> [EXERCISE TASK] Keep the pictures out of the copy and repeat the records exactly.

>> begin RECORDS

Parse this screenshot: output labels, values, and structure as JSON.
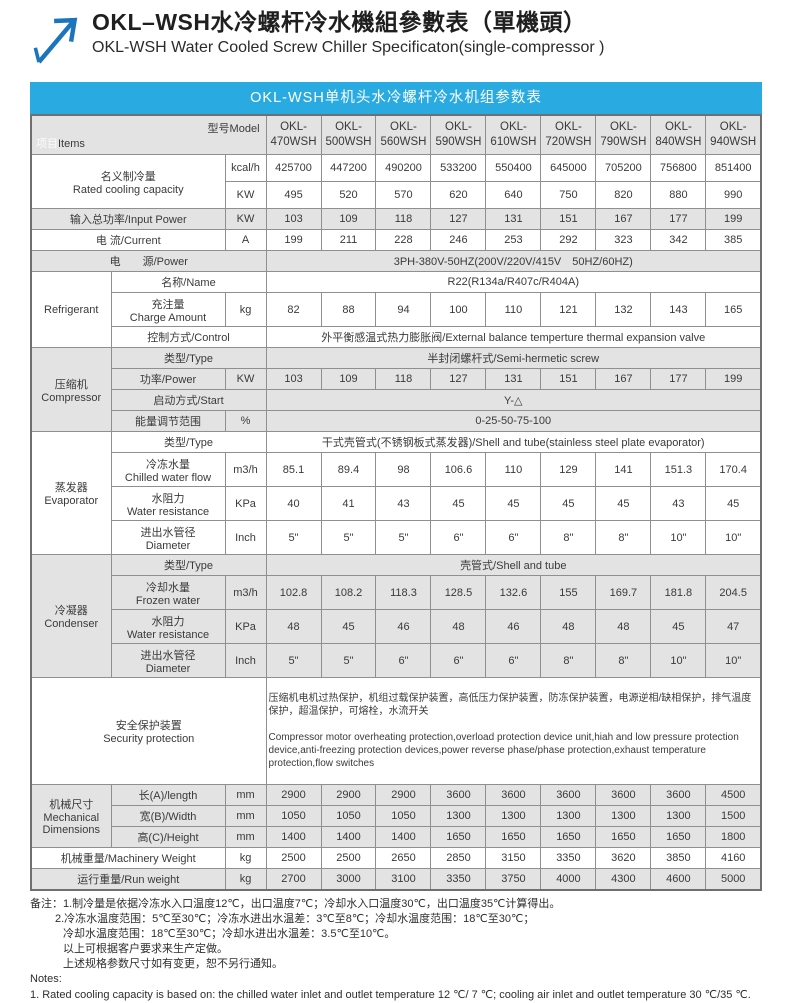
{
  "page": {
    "title_zh": "OKL–WSH水冷螺杆冷水機組參數表（單機頭）",
    "title_en": "OKL-WSH Water Cooled Screw Chiller Specificaton(single-compressor )"
  },
  "banner": {
    "text": "OKL-WSH单机头水冷螺杆冷水机组参数表"
  },
  "colors": {
    "banner_blue": "#29abe2",
    "arrow_blue": "#1b75bc",
    "band_gray": "#e3e3e3",
    "border_gray": "#8f8f8f"
  },
  "icons": {
    "header_icon": "arrow-up-right-icon"
  },
  "table": {
    "corner": {
      "items_zh": "项目",
      "items_en": "Items",
      "model": "型号Model"
    },
    "models": [
      "OKL-\n470WSH",
      "OKL-\n500WSH",
      "OKL-\n560WSH",
      "OKL-\n590WSH",
      "OKL-\n610WSH",
      "OKL-\n720WSH",
      "OKL-\n790WSH",
      "OKL-\n840WSH",
      "OKL-\n940WSH"
    ],
    "rated": {
      "label": "名义制冷量\nRated cooling capacity",
      "unit1": "kcal/h",
      "unit2": "KW",
      "kcal": [
        "425700",
        "447200",
        "490200",
        "533200",
        "550400",
        "645000",
        "705200",
        "756800",
        "851400"
      ],
      "kw": [
        "495",
        "520",
        "570",
        "620",
        "640",
        "750",
        "820",
        "880",
        "990"
      ]
    },
    "input_power": {
      "label": "输入总功率/Input Power",
      "unit": "KW",
      "values": [
        "103",
        "109",
        "118",
        "127",
        "131",
        "151",
        "167",
        "177",
        "199"
      ]
    },
    "current": {
      "label": "电  流/Current",
      "unit": "A",
      "values": [
        "199",
        "211",
        "228",
        "246",
        "253",
        "292",
        "323",
        "342",
        "385"
      ]
    },
    "power_supply": {
      "label": "电　　源/Power",
      "value": "3PH-380V-50HZ(200V/220V/415V　50HZ/60HZ)"
    },
    "refrigerant": {
      "group": "Refrigerant",
      "name": {
        "label": "名称/Name",
        "value": "R22(R134a/R407c/R404A)"
      },
      "charge": {
        "label": "充注量\nCharge Amount",
        "unit": "kg",
        "values": [
          "82",
          "88",
          "94",
          "100",
          "110",
          "121",
          "132",
          "143",
          "165"
        ]
      },
      "control": {
        "label": "控制方式/Control",
        "value": "外平衡感温式热力膨胀阀/External balance temperture thermal expansion valve"
      }
    },
    "compressor": {
      "group": "压缩机\nCompressor",
      "type": {
        "label": "类型/Type",
        "value": "半封闭螺杆式/Semi-hermetic screw"
      },
      "power": {
        "label": "功率/Power",
        "unit": "KW",
        "values": [
          "103",
          "109",
          "118",
          "127",
          "131",
          "151",
          "167",
          "177",
          "199"
        ]
      },
      "start": {
        "label": "启动方式/Start",
        "value": "Y-△"
      },
      "energy": {
        "label": "能量调节范围",
        "unit": "%",
        "value": "0-25-50-75-100"
      }
    },
    "evaporator": {
      "group": "蒸发器\nEvaporator",
      "type": {
        "label": "类型/Type",
        "value": "干式壳管式(不锈钢板式蒸发器)/Shell and tube(stainless steel plate evaporator)"
      },
      "flow": {
        "label": "冷冻水量\nChilled water flow",
        "unit": "m3/h",
        "values": [
          "85.1",
          "89.4",
          "98",
          "106.6",
          "110",
          "129",
          "141",
          "151.3",
          "170.4"
        ]
      },
      "resistance": {
        "label": "水阻力\nWater resistance",
        "unit": "KPa",
        "values": [
          "40",
          "41",
          "43",
          "45",
          "45",
          "45",
          "45",
          "43",
          "45"
        ]
      },
      "diameter": {
        "label": "进出水管径\nDiameter",
        "unit": "Inch",
        "values": [
          "5\"",
          "5\"",
          "5\"",
          "6\"",
          "6\"",
          "8\"",
          "8\"",
          "10\"",
          "10\""
        ]
      }
    },
    "condenser": {
      "group": "冷凝器\nCondenser",
      "type": {
        "label": "类型/Type",
        "value": "壳管式/Shell and tube"
      },
      "flow": {
        "label": "冷却水量\nFrozen water",
        "unit": "m3/h",
        "values": [
          "102.8",
          "108.2",
          "118.3",
          "128.5",
          "132.6",
          "155",
          "169.7",
          "181.8",
          "204.5"
        ]
      },
      "resistance": {
        "label": "水阻力\nWater resistance",
        "unit": "KPa",
        "values": [
          "48",
          "45",
          "46",
          "48",
          "46",
          "48",
          "48",
          "45",
          "47"
        ]
      },
      "diameter": {
        "label": "进出水管径\nDiameter",
        "unit": "Inch",
        "values": [
          "5\"",
          "5\"",
          "6\"",
          "6\"",
          "6\"",
          "8\"",
          "8\"",
          "10\"",
          "10\""
        ]
      }
    },
    "security": {
      "label": "安全保护装置\nSecurity protection",
      "value_zh": "压缩机电机过热保护，机组过载保护装置，高低压力保护装置，防冻保护装置，电源逆相/缺相保护，排气温度保护，超温保护，可熔栓，水流开关",
      "value_en": "Compressor motor overheating protection,overload protection device unit,hiah and low pressure protection device,anti-freezing protection devices,power reverse phase/phase protection,exhaust temperature protection,flow switches"
    },
    "dimensions": {
      "group": "机械尺寸\nMechanical\nDimensions",
      "length": {
        "label": "长(A)/length",
        "unit": "mm",
        "values": [
          "2900",
          "2900",
          "2900",
          "3600",
          "3600",
          "3600",
          "3600",
          "3600",
          "4500"
        ]
      },
      "width": {
        "label": "宽(B)/Width",
        "unit": "mm",
        "values": [
          "1050",
          "1050",
          "1050",
          "1300",
          "1300",
          "1300",
          "1300",
          "1300",
          "1500"
        ]
      },
      "height": {
        "label": "高(C)/Height",
        "unit": "mm",
        "values": [
          "1400",
          "1400",
          "1400",
          "1650",
          "1650",
          "1650",
          "1650",
          "1650",
          "1800"
        ]
      }
    },
    "machine_weight": {
      "label": "机械重量/Machinery Weight",
      "unit": "kg",
      "values": [
        "2500",
        "2500",
        "2650",
        "2850",
        "3150",
        "3350",
        "3620",
        "3850",
        "4160"
      ]
    },
    "run_weight": {
      "label": "运行重量/Run weight",
      "unit": "kg",
      "values": [
        "2700",
        "3000",
        "3100",
        "3350",
        "3750",
        "4000",
        "4300",
        "4600",
        "5000"
      ]
    }
  },
  "notes": {
    "lines_zh": [
      "备注：1.制冷量是依据冷冻水入口温度12℃，出口温度7℃；冷却水入口温度30℃，出口温度35℃计算得出。",
      "2.冷冻水温度范围：5℃至30℃；冷冻水进出水温差：3℃至8℃；冷却水温度范围：18℃至30℃；",
      "冷却水温度范围：18℃至30℃；冷却水进出水温差：3.5℃至10℃。",
      "以上可根据客户要求来生产定做。",
      "上述规格参数尺寸如有变更，恕不另行通知。"
    ],
    "en_title": "Notes:",
    "en_line1": "1. Rated cooling capacity is based on: the chilled water inlet and outlet temperature 12 ℃/ 7 ℃; cooling air inlet and outlet temperature 30 ℃/35 ℃."
  }
}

>> end RECORDS

> [CORRECT ANSWER]
Parse this screenshot: output labels, values, and structure as JSON.
{
  "page": {
    "title_zh": "OKL–WSH水冷螺杆冷水機組參數表（單機頭）",
    "title_en": "OKL-WSH Water Cooled Screw Chiller Specificaton(single-compressor )"
  },
  "banner": {
    "text": "OKL-WSH单机头水冷螺杆冷水机组参数表"
  },
  "colors": {
    "banner_blue": "#29abe2",
    "arrow_blue": "#1b75bc",
    "band_gray": "#e3e3e3",
    "border_gray": "#8f8f8f"
  },
  "icons": {
    "header_icon": "arrow-up-right-icon"
  },
  "table": {
    "corner": {
      "items_zh": "项目",
      "items_en": "Items",
      "model": "型号Model"
    },
    "models": [
      "OKL-\n470WSH",
      "OKL-\n500WSH",
      "OKL-\n560WSH",
      "OKL-\n590WSH",
      "OKL-\n610WSH",
      "OKL-\n720WSH",
      "OKL-\n790WSH",
      "OKL-\n840WSH",
      "OKL-\n940WSH"
    ],
    "rated": {
      "label": "名义制冷量\nRated cooling capacity",
      "unit1": "kcal/h",
      "unit2": "KW",
      "kcal": [
        "425700",
        "447200",
        "490200",
        "533200",
        "550400",
        "645000",
        "705200",
        "756800",
        "851400"
      ],
      "kw": [
        "495",
        "520",
        "570",
        "620",
        "640",
        "750",
        "820",
        "880",
        "990"
      ]
    },
    "input_power": {
      "label": "输入总功率/Input Power",
      "unit": "KW",
      "values": [
        "103",
        "109",
        "118",
        "127",
        "131",
        "151",
        "167",
        "177",
        "199"
      ]
    },
    "current": {
      "label": "电  流/Current",
      "unit": "A",
      "values": [
        "199",
        "211",
        "228",
        "246",
        "253",
        "292",
        "323",
        "342",
        "385"
      ]
    },
    "power_supply": {
      "label": "电　　源/Power",
      "value": "3PH-380V-50HZ(200V/220V/415V　50HZ/60HZ)"
    },
    "refrigerant": {
      "group": "Refrigerant",
      "name": {
        "label": "名称/Name",
        "value": "R22(R134a/R407c/R404A)"
      },
      "charge": {
        "label": "充注量\nCharge Amount",
        "unit": "kg",
        "values": [
          "82",
          "88",
          "94",
          "100",
          "110",
          "121",
          "132",
          "143",
          "165"
        ]
      },
      "control": {
        "label": "控制方式/Control",
        "value": "外平衡感温式热力膨胀阀/External balance temperture thermal expansion valve"
      }
    },
    "compressor": {
      "group": "压缩机\nCompressor",
      "type": {
        "label": "类型/Type",
        "value": "半封闭螺杆式/Semi-hermetic screw"
      },
      "power": {
        "label": "功率/Power",
        "unit": "KW",
        "values": [
          "103",
          "109",
          "118",
          "127",
          "131",
          "151",
          "167",
          "177",
          "199"
        ]
      },
      "start": {
        "label": "启动方式/Start",
        "value": "Y-△"
      },
      "energy": {
        "label": "能量调节范围",
        "unit": "%",
        "value": "0-25-50-75-100"
      }
    },
    "evaporator": {
      "group": "蒸发器\nEvaporator",
      "type": {
        "label": "类型/Type",
        "value": "干式壳管式(不锈钢板式蒸发器)/Shell and tube(stainless steel plate evaporator)"
      },
      "flow": {
        "label": "冷冻水量\nChilled water flow",
        "unit": "m3/h",
        "values": [
          "85.1",
          "89.4",
          "98",
          "106.6",
          "110",
          "129",
          "141",
          "151.3",
          "170.4"
        ]
      },
      "resistance": {
        "label": "水阻力\nWater resistance",
        "unit": "KPa",
        "values": [
          "40",
          "41",
          "43",
          "45",
          "45",
          "45",
          "45",
          "43",
          "45"
        ]
      },
      "diameter": {
        "label": "进出水管径\nDiameter",
        "unit": "Inch",
        "values": [
          "5\"",
          "5\"",
          "5\"",
          "6\"",
          "6\"",
          "8\"",
          "8\"",
          "10\"",
          "10\""
        ]
      }
    },
    "condenser": {
      "group": "冷凝器\nCondenser",
      "type": {
        "label": "类型/Type",
        "value": "壳管式/Shell and tube"
      },
      "flow": {
        "label": "冷却水量\nFrozen water",
        "unit": "m3/h",
        "values": [
          "102.8",
          "108.2",
          "118.3",
          "128.5",
          "132.6",
          "155",
          "169.7",
          "181.8",
          "204.5"
        ]
      },
      "resistance": {
        "label": "水阻力\nWater resistance",
        "unit": "KPa",
        "values": [
          "48",
          "45",
          "46",
          "48",
          "46",
          "48",
          "48",
          "45",
          "47"
        ]
      },
      "diameter": {
        "label": "进出水管径\nDiameter",
        "unit": "Inch",
        "values": [
          "5\"",
          "5\"",
          "6\"",
          "6\"",
          "6\"",
          "8\"",
          "8\"",
          "10\"",
          "10\""
        ]
      }
    },
    "security": {
      "label": "安全保护装置\nSecurity protection",
      "value_zh": "压缩机电机过热保护，机组过载保护装置，高低压力保护装置，防冻保护装置，电源逆相/缺相保护，排气温度保护，超温保护，可熔栓，水流开关",
      "value_en": "Compressor motor overheating protection,overload protection device unit,hiah and low pressure protection device,anti-freezing protection devices,power reverse phase/phase protection,exhaust temperature protection,flow switches"
    },
    "dimensions": {
      "group": "机械尺寸\nMechanical\nDimensions",
      "length": {
        "label": "长(A)/length",
        "unit": "mm",
        "values": [
          "2900",
          "2900",
          "2900",
          "3600",
          "3600",
          "3600",
          "3600",
          "3600",
          "4500"
        ]
      },
      "width": {
        "label": "宽(B)/Width",
        "unit": "mm",
        "values": [
          "1050",
          "1050",
          "1050",
          "1300",
          "1300",
          "1300",
          "1300",
          "1300",
          "1500"
        ]
      },
      "height": {
        "label": "高(C)/Height",
        "unit": "mm",
        "values": [
          "1400",
          "1400",
          "1400",
          "1650",
          "1650",
          "1650",
          "1650",
          "1650",
          "1800"
        ]
      }
    },
    "machine_weight": {
      "label": "机械重量/Machinery Weight",
      "unit": "kg",
      "values": [
        "2500",
        "2500",
        "2650",
        "2850",
        "3150",
        "3350",
        "3620",
        "3850",
        "4160"
      ]
    },
    "run_weight": {
      "label": "运行重量/Run weight",
      "unit": "kg",
      "values": [
        "2700",
        "3000",
        "3100",
        "3350",
        "3750",
        "4000",
        "4300",
        "4600",
        "5000"
      ]
    }
  },
  "notes": {
    "lines_zh": [
      "备注：1.制冷量是依据冷冻水入口温度12℃，出口温度7℃；冷却水入口温度30℃，出口温度35℃计算得出。",
      "2.冷冻水温度范围：5℃至30℃；冷冻水进出水温差：3℃至8℃；冷却水温度范围：18℃至30℃；",
      "冷却水温度范围：18℃至30℃；冷却水进出水温差：3.5℃至10℃。",
      "以上可根据客户要求来生产定做。",
      "上述规格参数尺寸如有变更，恕不另行通知。"
    ],
    "en_title": "Notes:",
    "en_line1": "1. Rated cooling capacity is based on: the chilled water inlet and outlet temperature 12 ℃/ 7 ℃; cooling air inlet and outlet temperature 30 ℃/35 ℃."
  }
}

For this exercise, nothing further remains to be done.